WORK TO COMPLETE. Filter the listing below, copying every line in which the word "JSON" appears.

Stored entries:
····················

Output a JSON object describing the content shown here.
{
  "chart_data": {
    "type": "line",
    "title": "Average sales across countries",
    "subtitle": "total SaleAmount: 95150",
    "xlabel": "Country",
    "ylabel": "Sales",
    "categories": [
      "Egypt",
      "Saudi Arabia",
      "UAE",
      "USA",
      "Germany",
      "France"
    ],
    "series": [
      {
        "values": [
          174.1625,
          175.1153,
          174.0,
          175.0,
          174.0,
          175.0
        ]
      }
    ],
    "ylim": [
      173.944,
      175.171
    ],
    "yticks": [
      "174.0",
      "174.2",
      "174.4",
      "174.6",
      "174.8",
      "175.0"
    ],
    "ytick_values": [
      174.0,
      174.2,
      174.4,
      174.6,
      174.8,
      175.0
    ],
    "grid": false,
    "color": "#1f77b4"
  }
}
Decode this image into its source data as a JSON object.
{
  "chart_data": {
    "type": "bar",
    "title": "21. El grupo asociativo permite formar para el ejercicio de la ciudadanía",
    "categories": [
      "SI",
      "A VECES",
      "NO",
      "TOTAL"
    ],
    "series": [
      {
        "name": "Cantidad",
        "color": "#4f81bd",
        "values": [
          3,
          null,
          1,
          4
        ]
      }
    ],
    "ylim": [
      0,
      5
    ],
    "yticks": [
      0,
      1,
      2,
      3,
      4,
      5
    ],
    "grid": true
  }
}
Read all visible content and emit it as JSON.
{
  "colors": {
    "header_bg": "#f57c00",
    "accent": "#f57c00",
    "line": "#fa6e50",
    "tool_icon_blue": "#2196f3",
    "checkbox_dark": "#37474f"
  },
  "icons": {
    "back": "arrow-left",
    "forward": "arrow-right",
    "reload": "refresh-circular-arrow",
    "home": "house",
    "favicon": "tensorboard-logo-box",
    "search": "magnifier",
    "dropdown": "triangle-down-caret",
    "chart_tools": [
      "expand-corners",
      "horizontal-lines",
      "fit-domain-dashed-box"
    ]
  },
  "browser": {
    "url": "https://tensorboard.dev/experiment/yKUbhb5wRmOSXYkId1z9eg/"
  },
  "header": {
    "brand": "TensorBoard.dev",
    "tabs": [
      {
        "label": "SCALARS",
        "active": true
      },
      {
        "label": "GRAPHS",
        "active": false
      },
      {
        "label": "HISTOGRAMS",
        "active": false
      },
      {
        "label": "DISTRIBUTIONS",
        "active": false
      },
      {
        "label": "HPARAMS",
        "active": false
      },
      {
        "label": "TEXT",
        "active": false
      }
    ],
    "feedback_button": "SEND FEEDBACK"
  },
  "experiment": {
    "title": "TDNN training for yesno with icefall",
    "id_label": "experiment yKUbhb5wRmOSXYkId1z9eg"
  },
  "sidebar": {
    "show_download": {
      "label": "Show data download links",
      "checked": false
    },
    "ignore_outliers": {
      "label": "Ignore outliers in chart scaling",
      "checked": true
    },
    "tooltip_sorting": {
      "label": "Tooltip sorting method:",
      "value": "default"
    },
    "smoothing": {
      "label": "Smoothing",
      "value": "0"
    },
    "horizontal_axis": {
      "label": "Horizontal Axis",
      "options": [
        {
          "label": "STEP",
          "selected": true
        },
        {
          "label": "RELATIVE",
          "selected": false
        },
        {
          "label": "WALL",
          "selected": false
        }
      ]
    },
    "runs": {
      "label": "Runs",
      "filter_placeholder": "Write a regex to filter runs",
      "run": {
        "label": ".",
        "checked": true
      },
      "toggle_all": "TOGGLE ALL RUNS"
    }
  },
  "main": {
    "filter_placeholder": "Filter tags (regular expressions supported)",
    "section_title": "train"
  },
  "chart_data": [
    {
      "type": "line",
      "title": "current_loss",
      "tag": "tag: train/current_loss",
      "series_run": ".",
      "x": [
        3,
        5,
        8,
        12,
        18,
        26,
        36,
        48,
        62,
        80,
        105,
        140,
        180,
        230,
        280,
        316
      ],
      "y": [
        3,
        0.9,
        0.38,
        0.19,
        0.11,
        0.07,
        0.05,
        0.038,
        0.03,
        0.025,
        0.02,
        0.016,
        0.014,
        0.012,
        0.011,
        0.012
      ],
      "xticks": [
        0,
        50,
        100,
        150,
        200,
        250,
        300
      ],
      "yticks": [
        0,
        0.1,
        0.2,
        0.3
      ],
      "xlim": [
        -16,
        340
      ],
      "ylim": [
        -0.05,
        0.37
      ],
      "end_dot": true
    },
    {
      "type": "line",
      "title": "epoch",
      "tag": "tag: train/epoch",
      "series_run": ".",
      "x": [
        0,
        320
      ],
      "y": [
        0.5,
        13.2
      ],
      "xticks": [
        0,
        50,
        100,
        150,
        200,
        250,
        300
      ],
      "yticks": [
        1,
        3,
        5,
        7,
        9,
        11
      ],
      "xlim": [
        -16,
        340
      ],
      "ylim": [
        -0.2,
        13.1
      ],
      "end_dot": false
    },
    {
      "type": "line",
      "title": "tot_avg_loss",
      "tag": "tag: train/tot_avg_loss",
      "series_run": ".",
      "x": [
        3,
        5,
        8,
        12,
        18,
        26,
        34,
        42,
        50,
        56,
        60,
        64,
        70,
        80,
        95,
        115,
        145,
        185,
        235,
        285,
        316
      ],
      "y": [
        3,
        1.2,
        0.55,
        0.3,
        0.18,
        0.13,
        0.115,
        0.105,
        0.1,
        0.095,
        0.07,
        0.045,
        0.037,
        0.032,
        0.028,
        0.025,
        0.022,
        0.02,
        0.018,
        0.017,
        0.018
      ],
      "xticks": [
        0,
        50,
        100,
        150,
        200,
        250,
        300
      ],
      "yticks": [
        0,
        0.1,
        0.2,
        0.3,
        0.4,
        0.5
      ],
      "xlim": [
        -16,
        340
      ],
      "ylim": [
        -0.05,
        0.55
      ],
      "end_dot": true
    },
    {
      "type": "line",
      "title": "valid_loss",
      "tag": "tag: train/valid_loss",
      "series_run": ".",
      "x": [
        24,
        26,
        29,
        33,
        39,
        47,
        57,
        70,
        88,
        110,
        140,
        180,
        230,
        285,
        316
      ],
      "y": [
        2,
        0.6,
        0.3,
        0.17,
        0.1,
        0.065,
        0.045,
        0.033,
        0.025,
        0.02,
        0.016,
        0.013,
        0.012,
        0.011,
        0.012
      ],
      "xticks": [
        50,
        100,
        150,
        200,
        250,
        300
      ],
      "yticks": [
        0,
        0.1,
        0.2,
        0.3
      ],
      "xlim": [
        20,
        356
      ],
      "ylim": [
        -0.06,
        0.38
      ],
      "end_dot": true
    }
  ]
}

····················

RESULT OF THE EXERCISE.
Output a JSON object describing the content shown here.
Decode this image into its source data as a JSON object.
Read all visible content and emit it as JSON.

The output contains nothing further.